■ Directions
Reproduce all the material exactly, minus any pictures it holds.

■ Records for this task
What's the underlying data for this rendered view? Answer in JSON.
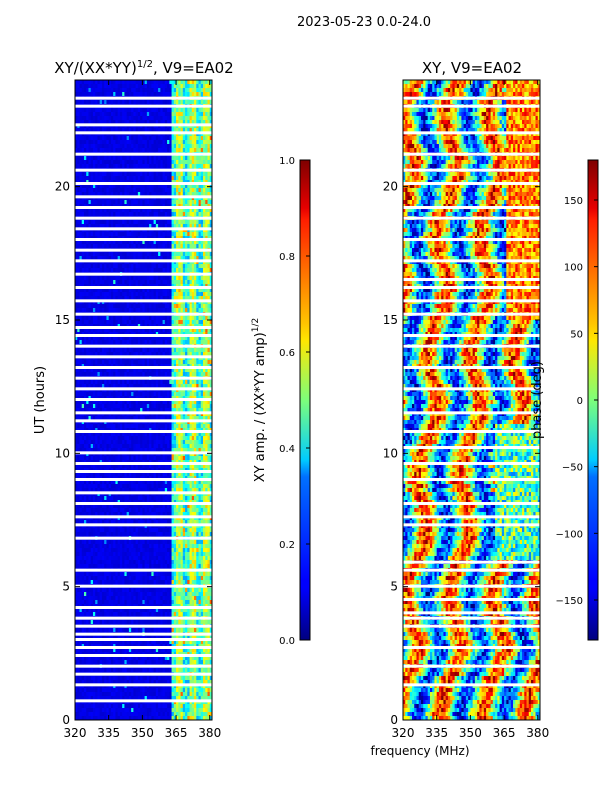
{
  "figure": {
    "suptitle": "2023-05-23 0.0-24.0",
    "xlabel": "frequency (MHz)"
  },
  "chart_data": [
    {
      "type": "heatmap",
      "title_main": "XY/(XX*YY)",
      "title_sup": "1/2",
      "title_rest": ", V9=EA02",
      "xlabel": "frequency (MHz)",
      "ylabel": "UT (hours)",
      "xlim": [
        320,
        381
      ],
      "ylim": [
        0,
        24
      ],
      "xticks": [
        320,
        335,
        350,
        365,
        380
      ],
      "yticks": [
        0,
        5,
        10,
        15,
        20
      ],
      "colorbar": {
        "label": "XY amp. / (XX*YY amp)",
        "label_sup": "1/2",
        "range": [
          0.0,
          1.0
        ],
        "ticks": [
          "0.0",
          "0.2",
          "0.4",
          "0.6",
          "0.8",
          "1.0"
        ],
        "tick_values": [
          0.0,
          0.2,
          0.4,
          0.6,
          0.8,
          1.0
        ],
        "colormap": "jet"
      },
      "high_band_start_mhz": 363,
      "bright_channels_mhz": [
        366,
        372,
        378
      ],
      "data_gaps_hours": [
        0.7,
        1.3,
        1.7,
        2.0,
        2.4,
        2.7,
        3.0,
        3.2,
        3.5,
        3.8,
        4.2,
        5.0,
        5.6,
        6.8,
        7.3,
        7.6,
        8.1,
        8.5,
        9.0,
        9.3,
        9.6,
        10.0,
        10.8,
        11.2,
        11.5,
        12.0,
        12.4,
        12.8,
        13.2,
        13.6,
        14.0,
        14.4,
        14.7,
        15.2,
        15.7,
        16.2,
        16.7,
        17.2,
        17.6,
        18.0,
        18.4,
        18.8,
        19.2,
        19.6,
        20.1,
        20.6,
        21.2,
        22.0,
        22.3,
        23.0,
        23.3
      ]
    },
    {
      "type": "heatmap",
      "title_main": "XY, V9=EA02",
      "xlabel": "frequency (MHz)",
      "ylabel": "",
      "xlim": [
        320,
        381
      ],
      "ylim": [
        0,
        24
      ],
      "xticks": [
        320,
        335,
        350,
        365,
        380
      ],
      "yticks": [
        0,
        5,
        10,
        15,
        20
      ],
      "colorbar": {
        "label": "phase (deg)",
        "range": [
          -180,
          180
        ],
        "ticks": [
          "−150",
          "−100",
          "−50",
          "0",
          "50",
          "100",
          "150"
        ],
        "tick_values": [
          -150,
          -100,
          -50,
          0,
          50,
          100,
          150
        ],
        "colormap": "jet"
      },
      "data_gaps_hours": [
        1.3,
        2.0,
        2.7,
        3.5,
        3.8,
        4.0,
        4.5,
        5.0,
        5.6,
        5.9,
        7.3,
        7.6,
        8.1,
        9.0,
        9.6,
        10.2,
        10.8,
        11.5,
        12.4,
        13.2,
        14.0,
        14.4,
        15.2,
        15.7,
        16.2,
        16.5,
        17.2,
        18.0,
        18.8,
        19.2,
        20.1,
        20.6,
        21.2,
        22.0,
        23.0,
        23.3
      ]
    }
  ]
}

■ Reply
What's the underlying data for this rendered view? Answer in JSON.
{
  "figure": {
    "suptitle": "2023-05-23 0.0-24.0",
    "xlabel": "frequency (MHz)"
  },
  "chart_data": [
    {
      "type": "heatmap",
      "title_main": "XY/(XX*YY)",
      "title_sup": "1/2",
      "title_rest": ", V9=EA02",
      "xlabel": "frequency (MHz)",
      "ylabel": "UT (hours)",
      "xlim": [
        320,
        381
      ],
      "ylim": [
        0,
        24
      ],
      "xticks": [
        320,
        335,
        350,
        365,
        380
      ],
      "yticks": [
        0,
        5,
        10,
        15,
        20
      ],
      "colorbar": {
        "label": "XY amp. / (XX*YY amp)",
        "label_sup": "1/2",
        "range": [
          0.0,
          1.0
        ],
        "ticks": [
          "0.0",
          "0.2",
          "0.4",
          "0.6",
          "0.8",
          "1.0"
        ],
        "tick_values": [
          0.0,
          0.2,
          0.4,
          0.6,
          0.8,
          1.0
        ],
        "colormap": "jet"
      },
      "high_band_start_mhz": 363,
      "bright_channels_mhz": [
        366,
        372,
        378
      ],
      "data_gaps_hours": [
        0.7,
        1.3,
        1.7,
        2.0,
        2.4,
        2.7,
        3.0,
        3.2,
        3.5,
        3.8,
        4.2,
        5.0,
        5.6,
        6.8,
        7.3,
        7.6,
        8.1,
        8.5,
        9.0,
        9.3,
        9.6,
        10.0,
        10.8,
        11.2,
        11.5,
        12.0,
        12.4,
        12.8,
        13.2,
        13.6,
        14.0,
        14.4,
        14.7,
        15.2,
        15.7,
        16.2,
        16.7,
        17.2,
        17.6,
        18.0,
        18.4,
        18.8,
        19.2,
        19.6,
        20.1,
        20.6,
        21.2,
        22.0,
        22.3,
        23.0,
        23.3
      ]
    },
    {
      "type": "heatmap",
      "title_main": "XY, V9=EA02",
      "xlabel": "frequency (MHz)",
      "ylabel": "",
      "xlim": [
        320,
        381
      ],
      "ylim": [
        0,
        24
      ],
      "xticks": [
        320,
        335,
        350,
        365,
        380
      ],
      "yticks": [
        0,
        5,
        10,
        15,
        20
      ],
      "colorbar": {
        "label": "phase (deg)",
        "range": [
          -180,
          180
        ],
        "ticks": [
          "−150",
          "−100",
          "−50",
          "0",
          "50",
          "100",
          "150"
        ],
        "tick_values": [
          -150,
          -100,
          -50,
          0,
          50,
          100,
          150
        ],
        "colormap": "jet"
      },
      "data_gaps_hours": [
        1.3,
        2.0,
        2.7,
        3.5,
        3.8,
        4.0,
        4.5,
        5.0,
        5.6,
        5.9,
        7.3,
        7.6,
        8.1,
        9.0,
        9.6,
        10.2,
        10.8,
        11.5,
        12.4,
        13.2,
        14.0,
        14.4,
        15.2,
        15.7,
        16.2,
        16.5,
        17.2,
        18.0,
        18.8,
        19.2,
        20.1,
        20.6,
        21.2,
        22.0,
        23.0,
        23.3
      ]
    }
  ]
}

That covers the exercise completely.